* [Task material]:
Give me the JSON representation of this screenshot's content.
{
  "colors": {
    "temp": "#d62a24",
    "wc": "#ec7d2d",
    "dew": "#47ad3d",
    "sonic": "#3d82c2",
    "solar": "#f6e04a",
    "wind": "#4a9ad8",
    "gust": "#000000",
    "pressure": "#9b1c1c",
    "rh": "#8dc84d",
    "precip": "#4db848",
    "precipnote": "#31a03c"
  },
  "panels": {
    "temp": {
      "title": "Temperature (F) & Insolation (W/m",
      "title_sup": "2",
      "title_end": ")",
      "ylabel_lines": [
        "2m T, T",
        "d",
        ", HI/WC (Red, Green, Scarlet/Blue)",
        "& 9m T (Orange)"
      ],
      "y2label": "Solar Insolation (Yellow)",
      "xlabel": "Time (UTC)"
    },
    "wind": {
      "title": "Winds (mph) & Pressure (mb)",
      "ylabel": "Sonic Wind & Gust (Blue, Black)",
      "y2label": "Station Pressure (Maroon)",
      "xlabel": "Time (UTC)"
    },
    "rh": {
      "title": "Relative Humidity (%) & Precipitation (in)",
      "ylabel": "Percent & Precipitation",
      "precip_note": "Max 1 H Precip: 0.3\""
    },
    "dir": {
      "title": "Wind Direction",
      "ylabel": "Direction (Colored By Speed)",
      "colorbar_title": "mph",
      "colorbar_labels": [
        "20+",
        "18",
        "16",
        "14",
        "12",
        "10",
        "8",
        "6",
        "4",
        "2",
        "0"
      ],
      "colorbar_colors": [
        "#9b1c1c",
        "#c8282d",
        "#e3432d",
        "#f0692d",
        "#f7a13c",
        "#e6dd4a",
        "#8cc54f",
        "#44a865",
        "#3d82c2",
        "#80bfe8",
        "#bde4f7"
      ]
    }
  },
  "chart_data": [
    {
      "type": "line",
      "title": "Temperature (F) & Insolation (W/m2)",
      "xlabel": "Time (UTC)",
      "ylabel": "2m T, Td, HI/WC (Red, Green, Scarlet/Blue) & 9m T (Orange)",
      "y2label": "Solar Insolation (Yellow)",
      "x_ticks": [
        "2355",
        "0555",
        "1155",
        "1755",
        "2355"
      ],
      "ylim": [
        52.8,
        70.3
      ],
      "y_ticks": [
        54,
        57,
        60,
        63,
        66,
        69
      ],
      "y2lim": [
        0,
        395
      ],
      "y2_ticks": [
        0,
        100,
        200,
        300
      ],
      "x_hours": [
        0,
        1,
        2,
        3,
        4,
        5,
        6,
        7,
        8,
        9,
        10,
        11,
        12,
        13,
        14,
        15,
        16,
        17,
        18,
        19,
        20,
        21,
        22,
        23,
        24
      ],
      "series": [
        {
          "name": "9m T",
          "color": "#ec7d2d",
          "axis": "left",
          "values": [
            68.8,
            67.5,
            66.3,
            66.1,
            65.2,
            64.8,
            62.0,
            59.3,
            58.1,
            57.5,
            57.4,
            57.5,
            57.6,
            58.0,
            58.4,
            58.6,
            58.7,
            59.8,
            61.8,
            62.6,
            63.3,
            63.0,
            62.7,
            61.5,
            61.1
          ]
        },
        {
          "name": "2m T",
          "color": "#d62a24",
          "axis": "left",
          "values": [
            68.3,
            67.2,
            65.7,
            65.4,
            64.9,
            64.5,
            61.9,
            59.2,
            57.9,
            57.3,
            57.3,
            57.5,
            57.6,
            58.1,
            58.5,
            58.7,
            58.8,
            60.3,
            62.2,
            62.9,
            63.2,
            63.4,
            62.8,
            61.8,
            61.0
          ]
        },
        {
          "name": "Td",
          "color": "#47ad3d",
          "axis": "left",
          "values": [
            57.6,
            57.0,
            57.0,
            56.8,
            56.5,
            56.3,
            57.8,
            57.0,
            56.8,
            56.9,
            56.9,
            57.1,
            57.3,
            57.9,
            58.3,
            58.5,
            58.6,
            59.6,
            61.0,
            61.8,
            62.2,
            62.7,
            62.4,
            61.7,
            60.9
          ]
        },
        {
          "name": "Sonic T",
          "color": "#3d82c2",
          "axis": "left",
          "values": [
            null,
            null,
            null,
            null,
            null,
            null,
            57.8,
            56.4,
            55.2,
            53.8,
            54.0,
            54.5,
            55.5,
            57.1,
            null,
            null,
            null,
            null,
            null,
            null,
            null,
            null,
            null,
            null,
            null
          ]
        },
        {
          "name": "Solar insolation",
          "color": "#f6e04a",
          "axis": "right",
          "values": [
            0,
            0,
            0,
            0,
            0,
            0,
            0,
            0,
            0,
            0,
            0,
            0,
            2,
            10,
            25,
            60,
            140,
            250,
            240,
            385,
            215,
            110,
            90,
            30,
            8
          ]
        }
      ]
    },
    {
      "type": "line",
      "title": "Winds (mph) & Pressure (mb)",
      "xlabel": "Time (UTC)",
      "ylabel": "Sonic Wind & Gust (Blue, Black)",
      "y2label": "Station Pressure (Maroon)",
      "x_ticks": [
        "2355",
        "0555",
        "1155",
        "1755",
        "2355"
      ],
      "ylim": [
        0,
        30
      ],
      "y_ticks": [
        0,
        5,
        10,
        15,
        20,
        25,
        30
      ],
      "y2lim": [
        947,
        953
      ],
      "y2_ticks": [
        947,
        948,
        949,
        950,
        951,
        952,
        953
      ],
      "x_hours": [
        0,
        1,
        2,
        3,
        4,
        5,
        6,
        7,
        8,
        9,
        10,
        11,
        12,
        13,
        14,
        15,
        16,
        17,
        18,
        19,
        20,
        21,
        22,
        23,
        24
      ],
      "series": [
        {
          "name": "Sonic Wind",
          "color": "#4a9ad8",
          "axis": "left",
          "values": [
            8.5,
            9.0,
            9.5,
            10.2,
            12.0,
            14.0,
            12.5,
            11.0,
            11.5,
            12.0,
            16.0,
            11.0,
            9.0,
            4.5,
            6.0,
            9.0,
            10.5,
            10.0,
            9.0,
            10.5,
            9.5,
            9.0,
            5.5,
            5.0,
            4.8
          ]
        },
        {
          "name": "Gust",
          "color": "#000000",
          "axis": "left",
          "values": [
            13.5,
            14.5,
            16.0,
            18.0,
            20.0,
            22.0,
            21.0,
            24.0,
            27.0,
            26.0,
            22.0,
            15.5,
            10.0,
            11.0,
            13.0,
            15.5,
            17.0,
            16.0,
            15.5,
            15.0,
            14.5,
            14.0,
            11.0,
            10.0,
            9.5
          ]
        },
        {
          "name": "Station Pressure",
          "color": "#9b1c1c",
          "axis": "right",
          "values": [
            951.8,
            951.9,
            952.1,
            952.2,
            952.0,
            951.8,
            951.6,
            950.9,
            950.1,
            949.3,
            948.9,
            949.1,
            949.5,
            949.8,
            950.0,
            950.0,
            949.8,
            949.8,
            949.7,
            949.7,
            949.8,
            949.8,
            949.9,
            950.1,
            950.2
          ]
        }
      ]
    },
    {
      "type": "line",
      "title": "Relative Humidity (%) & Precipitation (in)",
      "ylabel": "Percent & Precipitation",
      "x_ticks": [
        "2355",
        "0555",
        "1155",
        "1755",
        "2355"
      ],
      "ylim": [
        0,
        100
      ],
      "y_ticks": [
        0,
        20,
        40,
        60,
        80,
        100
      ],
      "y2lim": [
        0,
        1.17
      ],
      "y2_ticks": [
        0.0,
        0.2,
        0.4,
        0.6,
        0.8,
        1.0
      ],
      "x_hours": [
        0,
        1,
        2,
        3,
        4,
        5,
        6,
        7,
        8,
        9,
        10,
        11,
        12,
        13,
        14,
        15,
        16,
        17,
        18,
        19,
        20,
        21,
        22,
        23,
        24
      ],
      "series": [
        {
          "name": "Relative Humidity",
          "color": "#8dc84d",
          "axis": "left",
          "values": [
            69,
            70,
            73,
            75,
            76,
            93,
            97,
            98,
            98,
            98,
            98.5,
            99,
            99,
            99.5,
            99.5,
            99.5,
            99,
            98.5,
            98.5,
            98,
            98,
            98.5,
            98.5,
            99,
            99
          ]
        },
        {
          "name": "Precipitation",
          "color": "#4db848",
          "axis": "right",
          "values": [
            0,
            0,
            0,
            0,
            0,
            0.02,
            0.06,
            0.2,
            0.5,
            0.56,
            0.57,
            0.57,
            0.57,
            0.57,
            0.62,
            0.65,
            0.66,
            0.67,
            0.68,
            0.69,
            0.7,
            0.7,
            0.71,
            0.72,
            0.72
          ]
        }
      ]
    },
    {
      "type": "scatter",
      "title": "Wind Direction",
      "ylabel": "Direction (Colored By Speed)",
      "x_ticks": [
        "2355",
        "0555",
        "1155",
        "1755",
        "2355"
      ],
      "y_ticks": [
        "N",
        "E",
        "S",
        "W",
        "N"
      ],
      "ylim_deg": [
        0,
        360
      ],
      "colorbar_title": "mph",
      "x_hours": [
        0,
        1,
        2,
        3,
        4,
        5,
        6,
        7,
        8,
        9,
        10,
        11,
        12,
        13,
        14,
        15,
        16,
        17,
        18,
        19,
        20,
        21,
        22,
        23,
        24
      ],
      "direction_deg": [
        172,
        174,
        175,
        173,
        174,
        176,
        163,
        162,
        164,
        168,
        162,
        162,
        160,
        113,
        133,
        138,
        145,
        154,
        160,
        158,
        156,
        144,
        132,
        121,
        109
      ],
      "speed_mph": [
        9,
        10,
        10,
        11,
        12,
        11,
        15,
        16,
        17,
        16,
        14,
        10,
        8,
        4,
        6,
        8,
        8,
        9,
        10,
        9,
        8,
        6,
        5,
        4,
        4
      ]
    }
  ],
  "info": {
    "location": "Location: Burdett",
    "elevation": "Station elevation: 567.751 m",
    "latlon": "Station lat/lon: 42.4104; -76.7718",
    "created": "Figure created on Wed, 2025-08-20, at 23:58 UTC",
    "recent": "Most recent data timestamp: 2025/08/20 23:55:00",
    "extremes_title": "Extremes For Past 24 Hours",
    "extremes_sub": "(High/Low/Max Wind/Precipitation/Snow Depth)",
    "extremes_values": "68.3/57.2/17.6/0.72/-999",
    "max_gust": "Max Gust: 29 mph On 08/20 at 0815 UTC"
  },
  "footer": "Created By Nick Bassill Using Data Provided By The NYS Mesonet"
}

* [Goal]: Which lines contain the word "Scarlet"? Copy each one.

* [Written answer]:
        ", HI/WC (Red, Green, Scarlet/Blue)",
      "ylabel": "2m T, Td, HI/WC (Red, Green, Scarlet/Blue) & 9m T (Orange)",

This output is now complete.